**Requirements:**
Identify and pull out each line of the entries in which "image" occurs.

[Data excerpts]
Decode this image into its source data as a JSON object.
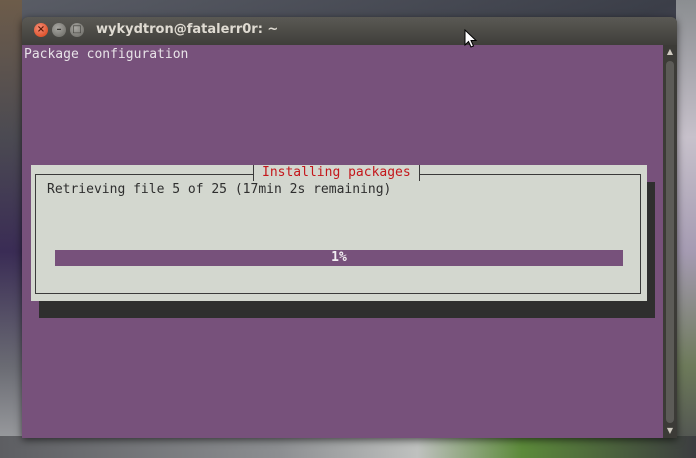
{
  "window": {
    "title": "wykydtron@fatalerr0r: ~"
  },
  "terminal": {
    "header_line": "Package configuration"
  },
  "dialog": {
    "title": "Installing packages",
    "message": "Retrieving file 5 of 25 (17min 2s remaining)",
    "progress_percent": 1,
    "progress_label": "1%"
  },
  "colors": {
    "terminal_bg": "#77517b",
    "dialog_bg": "#d3d7cf",
    "dialog_title": "#c4171b"
  },
  "icons": {
    "close": "close-icon",
    "minimize": "minimize-icon",
    "maximize": "maximize-icon",
    "cursor": "mouse-pointer-icon"
  }
}
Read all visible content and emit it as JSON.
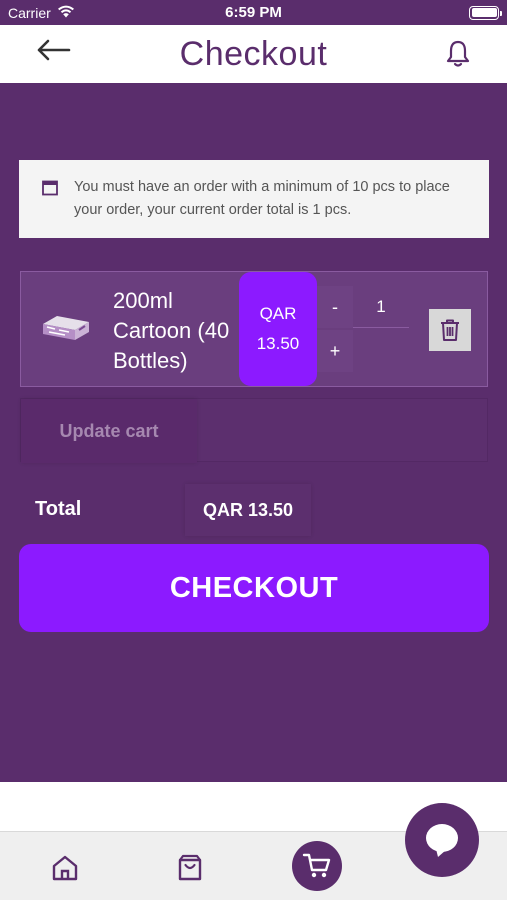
{
  "status_bar": {
    "carrier": "Carrier",
    "time": "6:59 PM"
  },
  "header": {
    "title": "Checkout",
    "back_icon": "arrow-left-icon",
    "bell_icon": "bell-icon"
  },
  "notice": {
    "icon": "calendar-icon",
    "text": "You must have an order with a minimum of 10 pcs to place your order, your current order total is 1 pcs."
  },
  "cart": {
    "items": [
      {
        "name": "200ml Cartoon (40 Bottles)",
        "currency": "QAR",
        "price": "13.50",
        "quantity": "1",
        "minus_label": "-",
        "plus_label": "+"
      }
    ],
    "update_label": "Update cart"
  },
  "total": {
    "label": "Total",
    "value": "QAR 13.50"
  },
  "checkout_label": "CHECKOUT",
  "tabs": [
    {
      "icon": "home-icon"
    },
    {
      "icon": "shopping-bag-icon"
    },
    {
      "icon": "cart-icon",
      "active": true
    }
  ],
  "colors": {
    "primary": "#5a2d6c",
    "accent": "#8c1aff",
    "white": "#ffffff"
  }
}
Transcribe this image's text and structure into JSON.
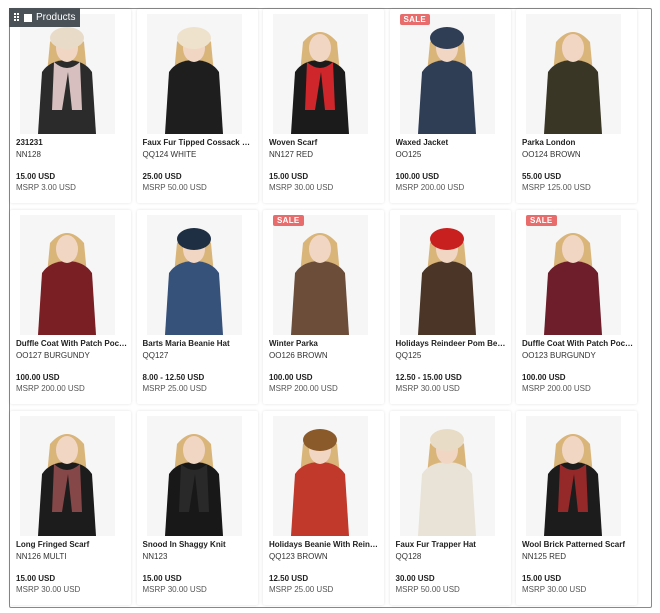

**Response below:**
Decode this image into its source data as a JSON object.
Transcribe this image's text and structure into JSON.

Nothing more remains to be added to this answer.